> _Directions_
a: In the blog post about the painting Washington Crossing the Delaware, find the passage that opens with the words containing "As we work through" and closes with "Isn't that dangerous?". Repeat that passage word for word.
b: Write the next part of the blog post about the painting Washington Crossing the Delaware, picking up after its last sentence.

> _Text to read_
##############################
A gentle reminder ...

The goal of this blog initially was for Mr. Mc to show his students and friends what he doing while in Pennsylvania and DC in 2011. Now it's being used as a place for him, travelling colleagues and former students to discuss edumacation and history related "stuff" as well as ... well, anything which pops into his head. Mr. Mc would never knowingly embarrass either the school he loves or the family he is devoted to. By joining in the discussion, he expects the same of you.

Thursday, October 3, 2013

Is that a woman in the boat?

Washington Crossing the Delaware

  Emanuel Leutze, 1851, Metropolitan Museum of Art (New York City)
As we work through the Revolutionary War, my students and I wrestle with this painting: Washington Crossing the Deleware by Emauel Leutze. This painting is roughly twelve feet by twenty one feet and images of it do not do it justice. We wrestle with the painting as a whole, but mostly with the figures in the boat. With no background knowledge of the Deleware River, the Battle of Trenton, fashion of the 18th Century, and art composition, they notice things:
  • Is that a women in the boat? Would she really have been there?
  • Why is Washington standing? Isn't that dangerous?
  • Why are they all dressed differently. Why are some in uniforms and other not? What's the deal with free black man and the guy with beret. Would they have really been in the boat?
  • Who is the guy behind Washington?
##############################
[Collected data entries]

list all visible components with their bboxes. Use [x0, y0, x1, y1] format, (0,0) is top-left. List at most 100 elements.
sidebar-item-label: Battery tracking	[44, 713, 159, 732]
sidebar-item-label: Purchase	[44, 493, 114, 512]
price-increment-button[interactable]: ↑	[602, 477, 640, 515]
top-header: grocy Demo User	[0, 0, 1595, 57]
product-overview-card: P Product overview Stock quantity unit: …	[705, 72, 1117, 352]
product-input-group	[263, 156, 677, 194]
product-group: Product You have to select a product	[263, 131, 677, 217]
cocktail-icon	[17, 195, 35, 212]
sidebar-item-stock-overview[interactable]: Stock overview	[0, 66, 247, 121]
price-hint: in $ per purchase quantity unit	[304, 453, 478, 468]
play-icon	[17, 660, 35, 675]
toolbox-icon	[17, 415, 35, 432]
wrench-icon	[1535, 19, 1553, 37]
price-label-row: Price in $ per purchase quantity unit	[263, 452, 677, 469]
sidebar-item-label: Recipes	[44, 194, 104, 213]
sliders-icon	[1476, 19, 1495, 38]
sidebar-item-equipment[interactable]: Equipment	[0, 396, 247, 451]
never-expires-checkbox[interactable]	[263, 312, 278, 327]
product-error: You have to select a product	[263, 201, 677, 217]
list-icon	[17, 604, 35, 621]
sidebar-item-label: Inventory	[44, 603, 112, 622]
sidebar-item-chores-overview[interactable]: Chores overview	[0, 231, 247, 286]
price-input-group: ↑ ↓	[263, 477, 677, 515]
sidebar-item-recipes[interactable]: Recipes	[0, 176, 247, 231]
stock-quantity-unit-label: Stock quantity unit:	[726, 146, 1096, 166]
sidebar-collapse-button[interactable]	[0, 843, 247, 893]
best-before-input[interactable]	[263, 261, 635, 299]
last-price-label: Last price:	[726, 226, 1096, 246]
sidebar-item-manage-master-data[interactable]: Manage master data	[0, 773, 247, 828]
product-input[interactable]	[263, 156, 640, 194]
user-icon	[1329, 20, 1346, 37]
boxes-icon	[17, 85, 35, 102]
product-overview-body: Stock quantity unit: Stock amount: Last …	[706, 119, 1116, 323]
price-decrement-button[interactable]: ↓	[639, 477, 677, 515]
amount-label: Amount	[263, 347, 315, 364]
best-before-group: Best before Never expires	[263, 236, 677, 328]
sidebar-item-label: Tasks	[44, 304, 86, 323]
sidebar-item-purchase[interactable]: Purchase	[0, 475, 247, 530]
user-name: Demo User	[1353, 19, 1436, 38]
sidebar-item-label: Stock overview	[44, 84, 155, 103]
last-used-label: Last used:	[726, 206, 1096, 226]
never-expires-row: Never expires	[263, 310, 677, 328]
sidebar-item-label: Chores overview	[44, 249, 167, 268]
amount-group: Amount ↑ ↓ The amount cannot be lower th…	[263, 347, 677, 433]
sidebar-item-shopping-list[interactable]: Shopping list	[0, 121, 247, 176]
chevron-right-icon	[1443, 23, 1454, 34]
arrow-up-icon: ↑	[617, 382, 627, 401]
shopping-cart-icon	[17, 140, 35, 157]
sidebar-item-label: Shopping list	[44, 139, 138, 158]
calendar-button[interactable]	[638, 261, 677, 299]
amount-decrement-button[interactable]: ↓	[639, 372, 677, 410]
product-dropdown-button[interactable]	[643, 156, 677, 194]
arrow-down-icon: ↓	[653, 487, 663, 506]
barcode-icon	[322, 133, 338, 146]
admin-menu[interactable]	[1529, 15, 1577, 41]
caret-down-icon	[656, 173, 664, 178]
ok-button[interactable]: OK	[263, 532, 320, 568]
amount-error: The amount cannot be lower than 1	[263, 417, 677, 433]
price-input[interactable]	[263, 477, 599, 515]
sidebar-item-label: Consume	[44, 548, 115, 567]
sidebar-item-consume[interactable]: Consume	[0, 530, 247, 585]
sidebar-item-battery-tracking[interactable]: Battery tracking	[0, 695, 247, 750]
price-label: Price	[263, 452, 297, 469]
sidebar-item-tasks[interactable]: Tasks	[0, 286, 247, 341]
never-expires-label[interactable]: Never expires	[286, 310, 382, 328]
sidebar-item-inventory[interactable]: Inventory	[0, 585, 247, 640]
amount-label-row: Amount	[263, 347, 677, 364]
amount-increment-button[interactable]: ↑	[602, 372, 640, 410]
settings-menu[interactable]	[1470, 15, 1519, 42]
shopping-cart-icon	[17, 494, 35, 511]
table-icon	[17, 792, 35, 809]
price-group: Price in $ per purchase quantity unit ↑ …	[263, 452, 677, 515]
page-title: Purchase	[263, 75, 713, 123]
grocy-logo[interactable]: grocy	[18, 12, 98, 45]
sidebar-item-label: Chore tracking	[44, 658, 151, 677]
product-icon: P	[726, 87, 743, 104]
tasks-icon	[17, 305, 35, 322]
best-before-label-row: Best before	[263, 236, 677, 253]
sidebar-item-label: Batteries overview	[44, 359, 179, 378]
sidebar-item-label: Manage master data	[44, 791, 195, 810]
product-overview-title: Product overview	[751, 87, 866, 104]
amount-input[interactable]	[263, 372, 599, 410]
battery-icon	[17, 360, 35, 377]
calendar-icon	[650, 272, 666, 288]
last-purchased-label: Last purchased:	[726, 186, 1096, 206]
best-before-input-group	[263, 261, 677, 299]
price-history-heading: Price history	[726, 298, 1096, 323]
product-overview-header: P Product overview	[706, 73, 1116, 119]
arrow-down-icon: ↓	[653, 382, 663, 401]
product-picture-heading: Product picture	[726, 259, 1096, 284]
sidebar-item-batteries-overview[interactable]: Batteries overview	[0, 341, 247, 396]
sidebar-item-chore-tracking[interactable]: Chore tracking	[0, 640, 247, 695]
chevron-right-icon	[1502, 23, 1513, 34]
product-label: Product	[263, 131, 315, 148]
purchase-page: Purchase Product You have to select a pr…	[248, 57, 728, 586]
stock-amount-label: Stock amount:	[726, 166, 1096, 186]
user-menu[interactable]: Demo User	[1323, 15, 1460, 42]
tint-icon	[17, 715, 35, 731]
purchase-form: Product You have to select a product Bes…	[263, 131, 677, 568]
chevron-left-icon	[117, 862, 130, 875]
##############################
> _Responses in order_
a:
As we work through the Revolutionary War, my students and I wrestle with this painting: Washington Crossing the Deleware by Emauel Leutze. This painting is roughly twelve feet by twenty one feet and images of it do not do it justice. We wrestle with the painting as a whole, but mostly with the figures in the boat. With no background knowledge of the Deleware River, the Battle of Trenton, fashion of the 18th Century, and art composition, they notice things:
  • Is that a women in the boat? Would she really have been there?
  • Why is Washington standing? Isn't that dangerous?

b:
When students are engaged, they are a force to be recconned with. All three classes had great questions and offered impressive guesses as to Leutze's choices in this retelling of the crossing. At the end of this exercise we read an except (below) from Fischer's Washington Crossing. They are always surprised at how much of the painting the understood. They don't know how to articulate what they see, but they notice none the less.
The painting is familiar to us in a general way, but when we look at it again its details take us by surprise. Washington's small boat is crowded with thirteen men. Their dress tells us that they are soliders from many parts of America, and each of them has a story revealed by a few strokes of the artist's brush. One man wears the short tarpaulin jacket of a New England seaman; we look again and discover that he is of African descent. Another is a recent Scottish immigrant, still wearing the Balmoral bonnet. A third is a an androgynous figure in a loose red shirt, maybe a woman in man's clothing, pulling at the oar.
At the bow and stern of the boat are hard-faced western riflemen in hunting shirts and deerskin leggings. Huddled between the thwarts are farmers from Pennsylvania and New Jersey, in blanket coats and broad-brimmed hats. One carries a countryman's double barrel shotgun. The other looks very ill, and his head is swathed in a bandage. A soldier beside them is in full uniform, a rarity in this army; he wears the blue coat and red facings of Haslet's Deleware Regiment. Another figure wears a boat cloak and an oiled hat that a prosperous Balitmore merchant might have used on a West India Voyage; his sleeve reveals the facings of Smallwood's silk-stocking Maryland Regiment. Hiden behind them is mysterious thirteenth man. Only his weapon is visible; one wonders who he might have been.
The dominant figures in the painting are two gentlement of Virginia who stand tall above the rest. One of them is Lieutenant James Monroe, holding a big American flag upright against the storm. The other is Washington in his Continental uniform of buff and blue. He holds a brass telescope and wears a heavy saber, symbolic of a stateman's vision and a soldier's strength. The artist invites us to see each of these soldiers as an idividual, but he also reminds us that they are all in the same boat, working desparately against wind and current. He has given them a common sense of mission, and in the stormy sky above them he has painted a bright prophetic star, shining through a veil of a cloud.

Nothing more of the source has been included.